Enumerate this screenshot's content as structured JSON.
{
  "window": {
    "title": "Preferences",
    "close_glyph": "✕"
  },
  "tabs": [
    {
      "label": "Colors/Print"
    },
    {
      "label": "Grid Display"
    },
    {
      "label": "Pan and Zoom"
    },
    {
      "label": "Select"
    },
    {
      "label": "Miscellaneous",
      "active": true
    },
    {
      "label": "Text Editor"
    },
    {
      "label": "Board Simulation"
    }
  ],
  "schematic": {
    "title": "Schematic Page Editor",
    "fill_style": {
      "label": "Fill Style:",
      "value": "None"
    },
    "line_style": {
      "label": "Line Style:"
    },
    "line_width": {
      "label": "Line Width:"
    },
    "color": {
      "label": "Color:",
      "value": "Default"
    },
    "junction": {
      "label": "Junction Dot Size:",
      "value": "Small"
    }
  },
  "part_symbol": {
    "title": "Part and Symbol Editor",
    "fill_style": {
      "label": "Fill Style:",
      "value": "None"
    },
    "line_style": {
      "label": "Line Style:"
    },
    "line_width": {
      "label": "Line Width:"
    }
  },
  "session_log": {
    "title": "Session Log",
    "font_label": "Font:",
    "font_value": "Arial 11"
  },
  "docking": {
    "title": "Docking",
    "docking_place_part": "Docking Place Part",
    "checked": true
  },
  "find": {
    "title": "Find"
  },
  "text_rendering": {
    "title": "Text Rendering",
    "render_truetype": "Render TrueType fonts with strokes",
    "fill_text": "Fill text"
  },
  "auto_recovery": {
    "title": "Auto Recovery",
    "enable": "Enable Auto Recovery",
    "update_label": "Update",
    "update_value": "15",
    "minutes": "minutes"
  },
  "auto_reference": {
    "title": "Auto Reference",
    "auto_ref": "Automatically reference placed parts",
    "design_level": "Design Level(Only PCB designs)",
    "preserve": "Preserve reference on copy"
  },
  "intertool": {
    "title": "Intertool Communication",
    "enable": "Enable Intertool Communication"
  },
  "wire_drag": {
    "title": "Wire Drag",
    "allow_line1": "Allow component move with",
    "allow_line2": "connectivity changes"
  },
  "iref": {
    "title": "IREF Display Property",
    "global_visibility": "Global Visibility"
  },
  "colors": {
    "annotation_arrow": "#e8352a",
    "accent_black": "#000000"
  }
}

● ● ● ●

* **WRITTEN TASK**
Retype the data exactly as given.

* **RESULT OF THIS TASK**
Enumerate this screenshot's content as structured JSON.
{
  "window": {
    "title": "Preferences",
    "close_glyph": "✕"
  },
  "tabs": [
    {
      "label": "Colors/Print"
    },
    {
      "label": "Grid Display"
    },
    {
      "label": "Pan and Zoom"
    },
    {
      "label": "Select"
    },
    {
      "label": "Miscellaneous",
      "active": true
    },
    {
      "label": "Text Editor"
    },
    {
      "label": "Board Simulation"
    }
  ],
  "schematic": {
    "title": "Schematic Page Editor",
    "fill_style": {
      "label": "Fill Style:",
      "value": "None"
    },
    "line_style": {
      "label": "Line Style:"
    },
    "line_width": {
      "label": "Line Width:"
    },
    "color": {
      "label": "Color:",
      "value": "Default"
    },
    "junction": {
      "label": "Junction Dot Size:",
      "value": "Small"
    }
  },
  "part_symbol": {
    "title": "Part and Symbol Editor",
    "fill_style": {
      "label": "Fill Style:",
      "value": "None"
    },
    "line_style": {
      "label": "Line Style:"
    },
    "line_width": {
      "label": "Line Width:"
    }
  },
  "session_log": {
    "title": "Session Log",
    "font_label": "Font:",
    "font_value": "Arial 11"
  },
  "docking": {
    "title": "Docking",
    "docking_place_part": "Docking Place Part",
    "checked": true
  },
  "find": {
    "title": "Find"
  },
  "text_rendering": {
    "title": "Text Rendering",
    "render_truetype": "Render TrueType fonts with strokes",
    "fill_text": "Fill text"
  },
  "auto_recovery": {
    "title": "Auto Recovery",
    "enable": "Enable Auto Recovery",
    "update_label": "Update",
    "update_value": "15",
    "minutes": "minutes"
  },
  "auto_reference": {
    "title": "Auto Reference",
    "auto_ref": "Automatically reference placed parts",
    "design_level": "Design Level(Only PCB designs)",
    "preserve": "Preserve reference on copy"
  },
  "intertool": {
    "title": "Intertool Communication",
    "enable": "Enable Intertool Communication"
  },
  "wire_drag": {
    "title": "Wire Drag",
    "allow_line1": "Allow component move with",
    "allow_line2": "connectivity changes"
  },
  "iref": {
    "title": "IREF Display Property",
    "global_visibility": "Global Visibility"
  },
  "colors": {
    "annotation_arrow": "#e8352a",
    "accent_black": "#000000"
  }
}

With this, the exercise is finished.